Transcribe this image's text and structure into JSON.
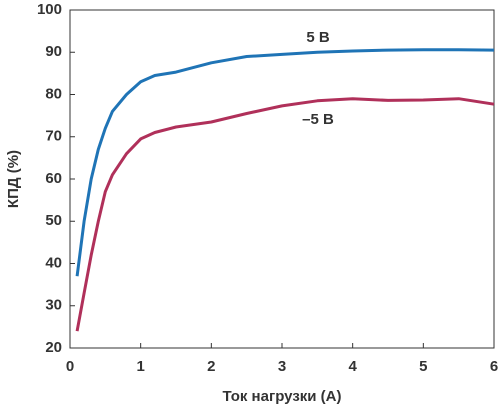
{
  "chart_data": {
    "type": "line",
    "x_label": "Ток нагрузки (А)",
    "y_label": "КПД (%)",
    "x": [
      0.1,
      0.2,
      0.3,
      0.4,
      0.5,
      0.6,
      0.8,
      1.0,
      1.2,
      1.5,
      2.0,
      2.5,
      3.0,
      3.5,
      4.0,
      4.5,
      5.0,
      5.5,
      6.0
    ],
    "series": [
      {
        "name": "5 В",
        "color": "#1f74b6",
        "values": [
          37,
          50,
          60,
          67,
          72,
          76,
          80,
          83,
          84.5,
          85.3,
          87.5,
          89,
          89.5,
          90,
          90.3,
          90.5,
          90.6,
          90.6,
          90.5
        ]
      },
      {
        "name": "–5 В",
        "color": "#b0305a",
        "values": [
          24,
          33,
          42,
          50,
          57,
          61,
          66,
          69.5,
          71,
          72.3,
          73.5,
          75.5,
          77.3,
          78.5,
          79,
          78.6,
          78.7,
          79,
          77.7
        ]
      }
    ],
    "xlim": [
      0,
      6
    ],
    "xticks": [
      0,
      1,
      2,
      3,
      4,
      5,
      6
    ],
    "ylim": [
      20,
      100
    ],
    "yticks": [
      20,
      30,
      40,
      50,
      60,
      70,
      80,
      90,
      100
    ],
    "grid": false
  }
}
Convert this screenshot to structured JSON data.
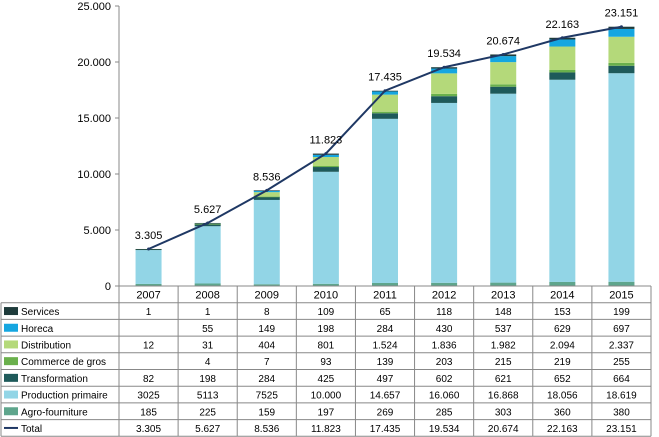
{
  "chart_data": {
    "type": "bar",
    "stacked": true,
    "categories": [
      "2007",
      "2008",
      "2009",
      "2010",
      "2011",
      "2012",
      "2013",
      "2014",
      "2015"
    ],
    "ylim": [
      0,
      25000
    ],
    "yticks": [
      0,
      5000,
      10000,
      15000,
      20000,
      25000
    ],
    "ytick_labels": [
      "0",
      "5.000",
      "10.000",
      "15.000",
      "20.000",
      "25.000"
    ],
    "grid": false,
    "legend": "data-table-left",
    "series": [
      {
        "name": "Agro-fourniture",
        "color": "#5ea58c",
        "values": [
          185,
          225,
          159,
          197,
          269,
          285,
          303,
          360,
          380
        ],
        "labels": [
          "185",
          "225",
          "159",
          "197",
          "269",
          "285",
          "303",
          "360",
          "380"
        ]
      },
      {
        "name": "Production primaire",
        "color": "#92d5e6",
        "values": [
          3025,
          5113,
          7525,
          10000,
          14657,
          16060,
          16868,
          18056,
          18619
        ],
        "labels": [
          "3025",
          "5113",
          "7525",
          "10.000",
          "14.657",
          "16.060",
          "16.868",
          "18.056",
          "18.619"
        ]
      },
      {
        "name": "Transformation",
        "color": "#1e5a5a",
        "values": [
          82,
          198,
          284,
          425,
          497,
          602,
          621,
          652,
          664
        ],
        "labels": [
          "82",
          "198",
          "284",
          "425",
          "497",
          "602",
          "621",
          "652",
          "664"
        ]
      },
      {
        "name": "Commerce de gros",
        "color": "#6ab04c",
        "values": [
          0,
          4,
          7,
          93,
          139,
          203,
          215,
          219,
          255
        ],
        "labels": [
          "",
          "4",
          "7",
          "93",
          "139",
          "203",
          "215",
          "219",
          "255"
        ]
      },
      {
        "name": "Distribution",
        "color": "#b4d97a",
        "values": [
          12,
          31,
          404,
          801,
          1524,
          1836,
          1982,
          2094,
          2337
        ],
        "labels": [
          "12",
          "31",
          "404",
          "801",
          "1.524",
          "1.836",
          "1.982",
          "2.094",
          "2.337"
        ]
      },
      {
        "name": "Horeca",
        "color": "#15a6e0",
        "values": [
          0,
          55,
          149,
          198,
          284,
          430,
          537,
          629,
          697
        ],
        "labels": [
          "",
          "55",
          "149",
          "198",
          "284",
          "430",
          "537",
          "629",
          "697"
        ]
      },
      {
        "name": "Services",
        "color": "#1e3b3b",
        "values": [
          1,
          1,
          8,
          109,
          65,
          118,
          148,
          153,
          199
        ],
        "labels": [
          "1",
          "1",
          "8",
          "109",
          "65",
          "118",
          "148",
          "153",
          "199"
        ]
      }
    ],
    "total": {
      "name": "Total",
      "type": "line",
      "color": "#1f3864",
      "values": [
        3305,
        5627,
        8536,
        11823,
        17435,
        19534,
        20674,
        22163,
        23151
      ],
      "labels": [
        "3.305",
        "5.627",
        "8.536",
        "11.823",
        "17.435",
        "19.534",
        "20.674",
        "22.163",
        "23.151"
      ]
    },
    "table_order": [
      "Services",
      "Horeca",
      "Distribution",
      "Commerce de gros",
      "Transformation",
      "Production primaire",
      "Agro-fourniture",
      "Total"
    ]
  }
}
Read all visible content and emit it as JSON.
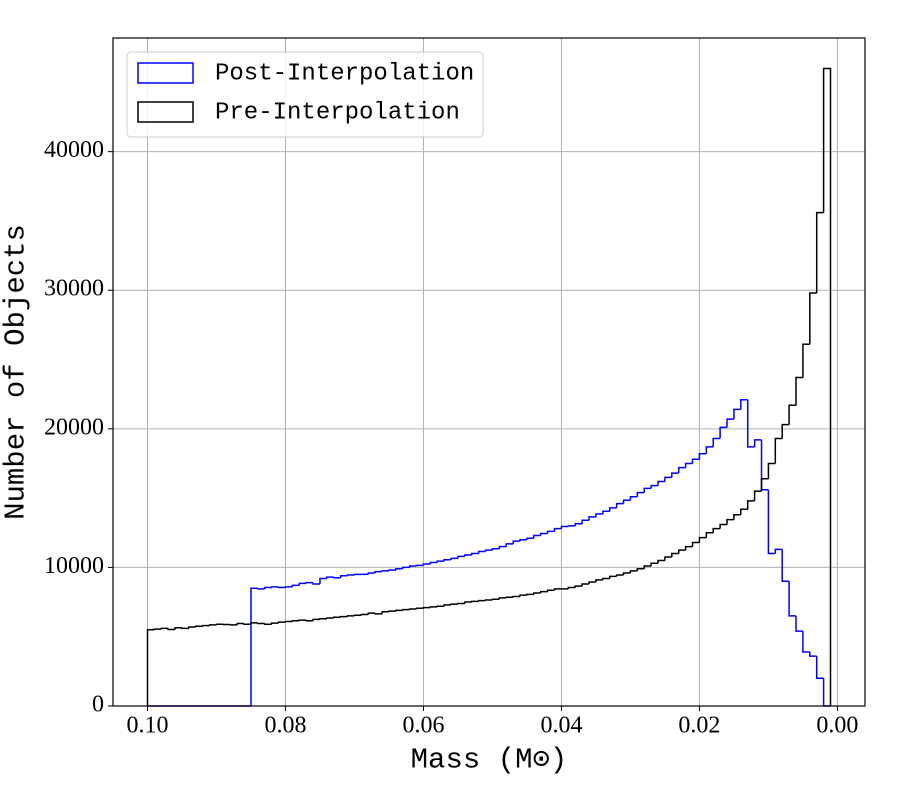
{
  "chart_data": {
    "type": "histogram",
    "xlabel": "Mass (M⊙)",
    "ylabel": "Number of Objects",
    "xlim": [
      0.105,
      -0.004
    ],
    "ylim": [
      0,
      48200
    ],
    "xticks": [
      {
        "value": 0.1,
        "label": "0.10"
      },
      {
        "value": 0.08,
        "label": "0.08"
      },
      {
        "value": 0.06,
        "label": "0.06"
      },
      {
        "value": 0.04,
        "label": "0.04"
      },
      {
        "value": 0.02,
        "label": "0.02"
      },
      {
        "value": 0,
        "label": "0.00"
      }
    ],
    "yticks": [
      0,
      10000,
      20000,
      30000,
      40000
    ],
    "grid": true,
    "legend": "upper left",
    "bins": [
      0.1,
      0.099,
      0.098,
      0.097,
      0.096,
      0.095,
      0.094,
      0.093,
      0.092,
      0.091,
      0.09,
      0.089,
      0.088,
      0.087,
      0.086,
      0.085,
      0.084,
      0.083,
      0.082,
      0.081,
      0.08,
      0.079,
      0.078,
      0.077,
      0.076,
      0.075,
      0.074,
      0.073,
      0.072,
      0.071,
      0.07,
      0.069,
      0.068,
      0.067,
      0.066,
      0.065,
      0.064,
      0.063,
      0.062,
      0.061,
      0.06,
      0.059,
      0.058,
      0.057,
      0.056,
      0.055,
      0.054,
      0.053,
      0.052,
      0.051,
      0.05,
      0.049,
      0.048,
      0.047,
      0.046,
      0.045,
      0.044,
      0.043,
      0.042,
      0.041,
      0.04,
      0.039,
      0.038,
      0.037,
      0.036,
      0.035,
      0.034,
      0.033,
      0.032,
      0.031,
      0.03,
      0.029,
      0.028,
      0.027,
      0.026,
      0.025,
      0.024,
      0.023,
      0.022,
      0.021,
      0.02,
      0.019,
      0.018,
      0.017,
      0.016,
      0.015,
      0.014,
      0.013,
      0.012,
      0.011,
      0.01,
      0.009,
      0.008,
      0.007,
      0.006,
      0.005,
      0.004,
      0.003,
      0.002,
      0.001
    ],
    "series": [
      {
        "name": "Post-Interpolation",
        "color": "#0000ff",
        "values": [
          0,
          0,
          0,
          0,
          0,
          0,
          0,
          0,
          0,
          0,
          0,
          0,
          0,
          0,
          0,
          8500,
          8450,
          8550,
          8600,
          8550,
          8600,
          8700,
          8850,
          8900,
          8800,
          9200,
          9300,
          9250,
          9400,
          9450,
          9500,
          9500,
          9600,
          9700,
          9750,
          9800,
          9900,
          10000,
          10100,
          10150,
          10250,
          10350,
          10450,
          10550,
          10650,
          10800,
          10900,
          11000,
          11150,
          11250,
          11350,
          11500,
          11700,
          11900,
          12000,
          12100,
          12300,
          12450,
          12600,
          12800,
          12950,
          13000,
          13150,
          13400,
          13650,
          13850,
          14050,
          14300,
          14600,
          14850,
          15100,
          15400,
          15700,
          15900,
          16200,
          16500,
          16800,
          17200,
          17500,
          17800,
          18200,
          18700,
          19300,
          20100,
          20700,
          21400,
          22100,
          18700,
          19200,
          15600,
          11000,
          11300,
          9000,
          6500,
          5400,
          3900,
          3600,
          2000,
          0
        ]
      },
      {
        "name": "Pre-Interpolation",
        "color": "#000000",
        "values": [
          5500,
          5550,
          5600,
          5520,
          5650,
          5600,
          5700,
          5750,
          5800,
          5850,
          5900,
          5880,
          5850,
          5950,
          5900,
          6000,
          5950,
          5900,
          5980,
          6050,
          6100,
          6150,
          6200,
          6150,
          6250,
          6300,
          6350,
          6400,
          6450,
          6500,
          6550,
          6600,
          6700,
          6650,
          6800,
          6850,
          6900,
          6950,
          7000,
          7050,
          7100,
          7150,
          7200,
          7300,
          7350,
          7400,
          7500,
          7550,
          7600,
          7650,
          7700,
          7800,
          7850,
          7900,
          8000,
          8050,
          8150,
          8250,
          8350,
          8450,
          8450,
          8550,
          8650,
          8800,
          8950,
          9100,
          9200,
          9350,
          9450,
          9600,
          9750,
          9900,
          10100,
          10300,
          10500,
          10750,
          11000,
          11250,
          11500,
          11800,
          12150,
          12500,
          12800,
          13100,
          13450,
          13800,
          14200,
          14800,
          15500,
          16400,
          17500,
          19300,
          20300,
          21700,
          23700,
          26100,
          29800,
          35600,
          46000
        ]
      }
    ]
  }
}
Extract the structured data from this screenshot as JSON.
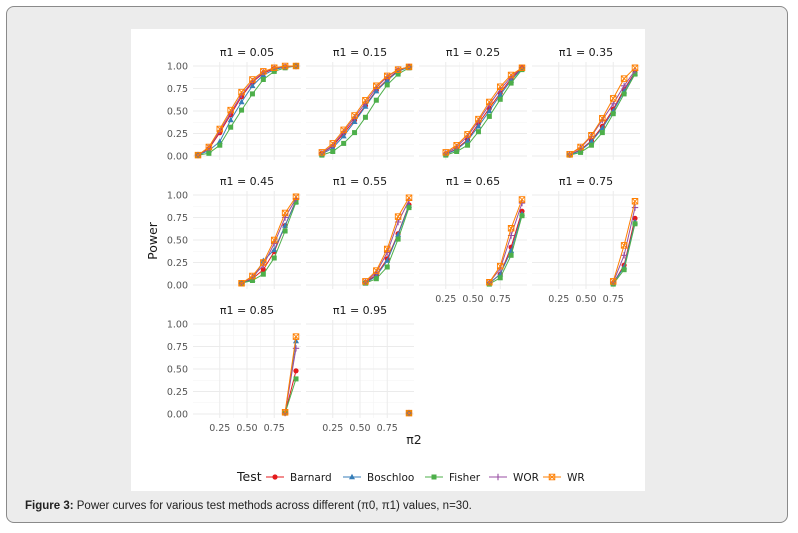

# TO DO
Your task is to pick out every line with the string "color" and copy it.

# ANSWER TO THIS TASK
        "color": "#1f74b6",
        "color": "#b0305a",
        "color": "#5ea58c",
        "color": "#92d5e6",
        "color": "#1e5a5a",
        "color": "#6ab04c",
        "color": "#b4d97a",
        "color": "#15a6e0",
        "color": "#1e3b3b",
      "color": "#1f3864",
        "color": "#0000ff",
        "color": "#000000",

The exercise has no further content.